Objective
Lines containing the word "option" need to be counted. Please reply with how many there are, and nothing else.

Task material
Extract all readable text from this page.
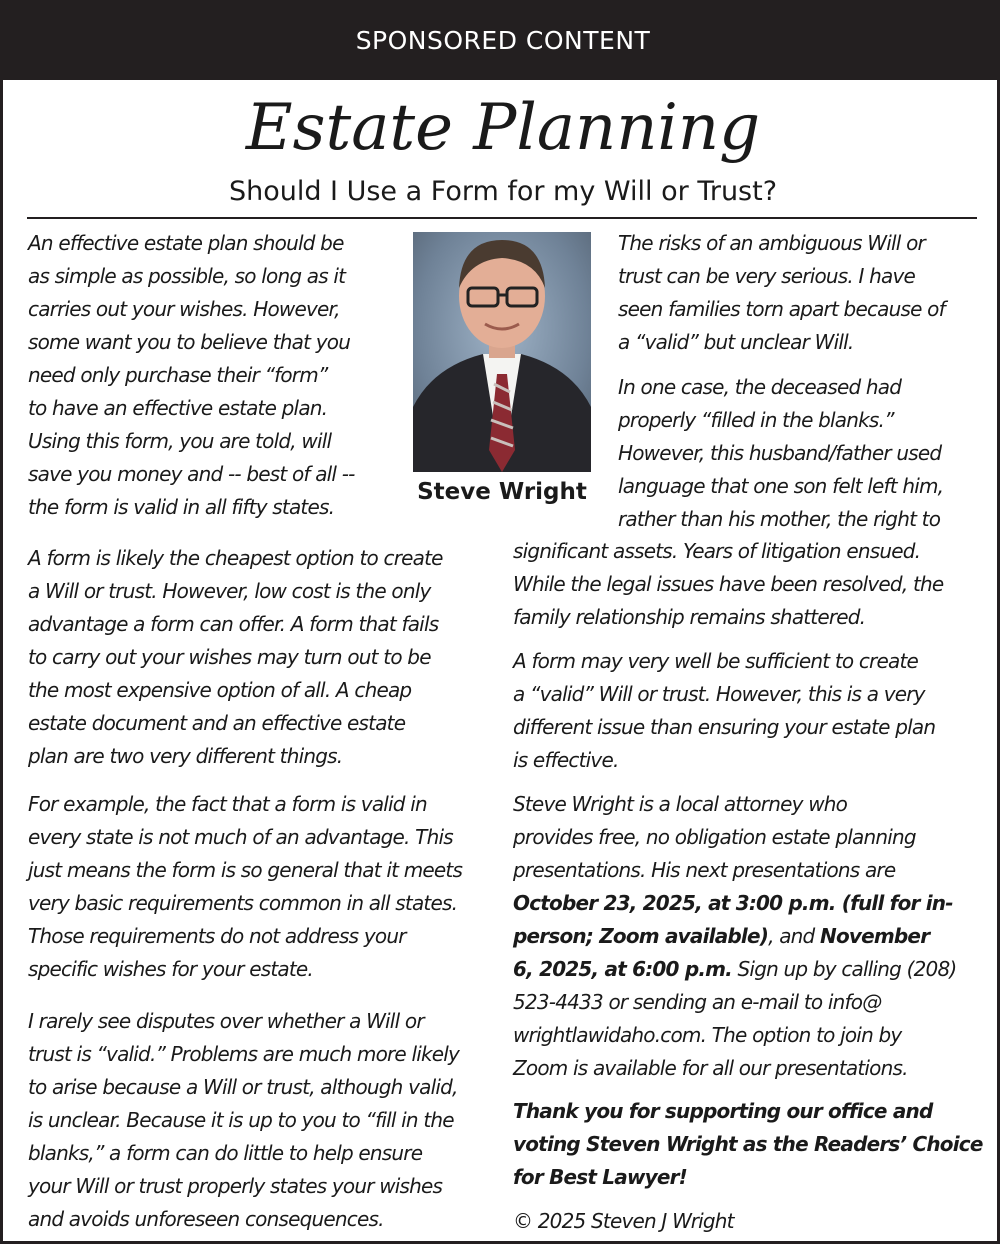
SPONSORED CONTENT
Estate Planning
Should I Use a Form for my Will or Trust?

An effective estate plan should be

as simple as possible, so long as it

carries out your wishes. However,

some want you to believe that you

need only purchase their “form”

to have an effective estate plan.

Using this form, you are told, will

save you money and -- best of all --

the form is valid in all fifty states.

A form is likely the cheapest option to create

a Will or trust. However, low cost is the only

advantage a form can offer. A form that fails

to carry out your wishes may turn out to be

the most expensive option of all. A cheap

estate document and an effective estate

plan are two very different things.

For example, the fact that a form is valid in

every state is not much of an advantage. This

just means the form is so general that it meets

very basic requirements common in all states.

Those requirements do not address your

specific wishes for your estate.

I rarely see disputes over whether a Will or

trust is “valid.” Problems are much more likely

to arise because a Will or trust, although valid,

is unclear. Because it is up to you to “fill in the

blanks,” a form can do little to help ensure

your Will or trust properly states your wishes

and avoids unforeseen consequences.

Steve Wright

The risks of an ambiguous Will or

trust can be very serious. I have

seen families torn apart because of

a “valid” but unclear Will.

In one case, the deceased had

properly “filled in the blanks.”

However, this husband/father used

language that one son felt left him,

rather than his mother, the right to

significant assets. Years of litigation ensued.

While the legal issues have been resolved, the

family relationship remains shattered.

A form may very well be sufficient to create

a “valid” Will or trust. However, this is a very

different issue than ensuring your estate plan

is effective.

Steve Wright is a local attorney who

provides free, no obligation estate planning

presentations. His next presentations are

October 23, 2025, at 3:00 p.m. (full for in-

person; Zoom available), and November

6, 2025, at 6:00 p.m. Sign up by calling (208)

523-4433 or sending an e-mail to info@

wrightlawidaho.com. The option to join by

Zoom is available for all our presentations.

Thank you for supporting our office and

voting Steven Wright as the Readers’ Choice

for Best Lawyer!

© 2025 Steven J Wright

Output
3